■ **PROBLEM TO SOLVE**: Go through the material below and report how many lines contain "Layberry". Give only the number.

■ **DATASET RECORDS**:
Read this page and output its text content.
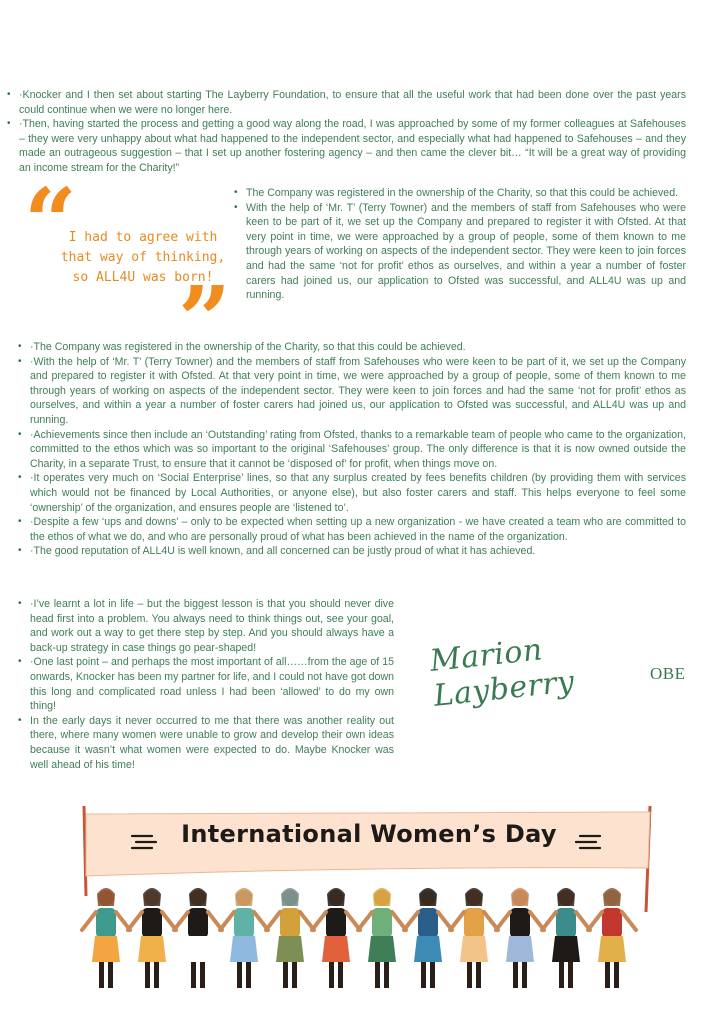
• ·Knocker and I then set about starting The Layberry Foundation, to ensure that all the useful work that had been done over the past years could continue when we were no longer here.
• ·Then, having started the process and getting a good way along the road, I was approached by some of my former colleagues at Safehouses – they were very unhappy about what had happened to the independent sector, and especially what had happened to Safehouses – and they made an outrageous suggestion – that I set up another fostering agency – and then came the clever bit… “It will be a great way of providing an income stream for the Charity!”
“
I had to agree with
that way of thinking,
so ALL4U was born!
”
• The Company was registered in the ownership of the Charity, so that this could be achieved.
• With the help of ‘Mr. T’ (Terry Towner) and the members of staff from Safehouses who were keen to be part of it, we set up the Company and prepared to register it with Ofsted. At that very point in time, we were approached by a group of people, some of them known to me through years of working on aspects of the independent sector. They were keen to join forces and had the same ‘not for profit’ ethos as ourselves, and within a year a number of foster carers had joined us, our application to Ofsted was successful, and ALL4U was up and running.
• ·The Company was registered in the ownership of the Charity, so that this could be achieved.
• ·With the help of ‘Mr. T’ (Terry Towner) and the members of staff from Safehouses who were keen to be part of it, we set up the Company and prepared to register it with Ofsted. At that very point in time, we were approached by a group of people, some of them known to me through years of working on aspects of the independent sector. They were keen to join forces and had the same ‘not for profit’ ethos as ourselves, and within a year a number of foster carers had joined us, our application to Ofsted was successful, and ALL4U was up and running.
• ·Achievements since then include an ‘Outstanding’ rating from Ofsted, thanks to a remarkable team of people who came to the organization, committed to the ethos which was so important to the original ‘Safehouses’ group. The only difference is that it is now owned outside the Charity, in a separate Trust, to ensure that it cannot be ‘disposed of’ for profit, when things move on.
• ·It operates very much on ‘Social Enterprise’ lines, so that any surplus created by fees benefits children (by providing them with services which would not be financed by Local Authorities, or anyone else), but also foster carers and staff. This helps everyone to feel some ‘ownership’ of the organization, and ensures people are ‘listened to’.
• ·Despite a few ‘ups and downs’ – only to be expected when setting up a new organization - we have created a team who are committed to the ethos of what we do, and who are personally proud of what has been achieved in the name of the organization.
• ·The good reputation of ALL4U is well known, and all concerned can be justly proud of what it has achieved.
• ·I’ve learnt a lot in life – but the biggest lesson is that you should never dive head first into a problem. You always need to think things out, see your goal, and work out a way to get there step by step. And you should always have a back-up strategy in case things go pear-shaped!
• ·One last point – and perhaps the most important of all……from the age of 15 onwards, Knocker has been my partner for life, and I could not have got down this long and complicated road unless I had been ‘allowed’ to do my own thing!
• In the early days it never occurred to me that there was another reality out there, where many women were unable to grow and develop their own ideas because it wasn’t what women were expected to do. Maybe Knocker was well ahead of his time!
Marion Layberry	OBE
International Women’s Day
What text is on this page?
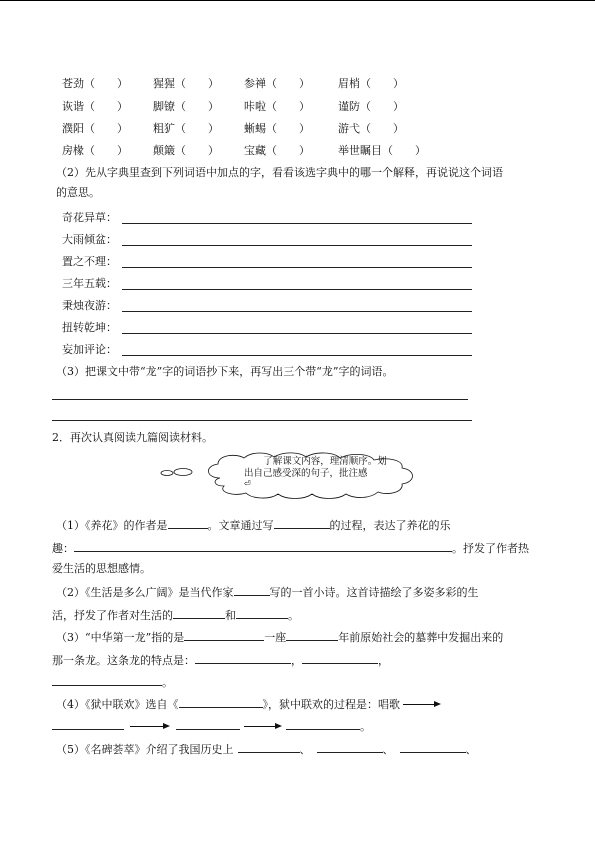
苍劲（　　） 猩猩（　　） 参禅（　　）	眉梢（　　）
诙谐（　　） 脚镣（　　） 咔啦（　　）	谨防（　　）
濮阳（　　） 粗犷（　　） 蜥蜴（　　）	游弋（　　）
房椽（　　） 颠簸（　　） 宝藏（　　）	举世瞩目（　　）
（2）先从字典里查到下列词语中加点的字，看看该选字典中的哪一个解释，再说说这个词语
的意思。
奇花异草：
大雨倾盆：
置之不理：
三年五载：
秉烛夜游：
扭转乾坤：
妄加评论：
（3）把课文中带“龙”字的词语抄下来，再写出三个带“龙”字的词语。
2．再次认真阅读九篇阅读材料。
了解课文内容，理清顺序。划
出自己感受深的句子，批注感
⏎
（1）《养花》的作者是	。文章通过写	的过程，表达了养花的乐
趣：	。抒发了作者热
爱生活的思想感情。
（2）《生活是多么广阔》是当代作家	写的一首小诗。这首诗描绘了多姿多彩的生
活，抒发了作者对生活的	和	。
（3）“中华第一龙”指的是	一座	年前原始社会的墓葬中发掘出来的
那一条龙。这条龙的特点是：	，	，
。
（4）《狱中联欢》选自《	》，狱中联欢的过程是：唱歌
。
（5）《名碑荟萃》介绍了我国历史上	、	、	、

■ **RESULT**: 2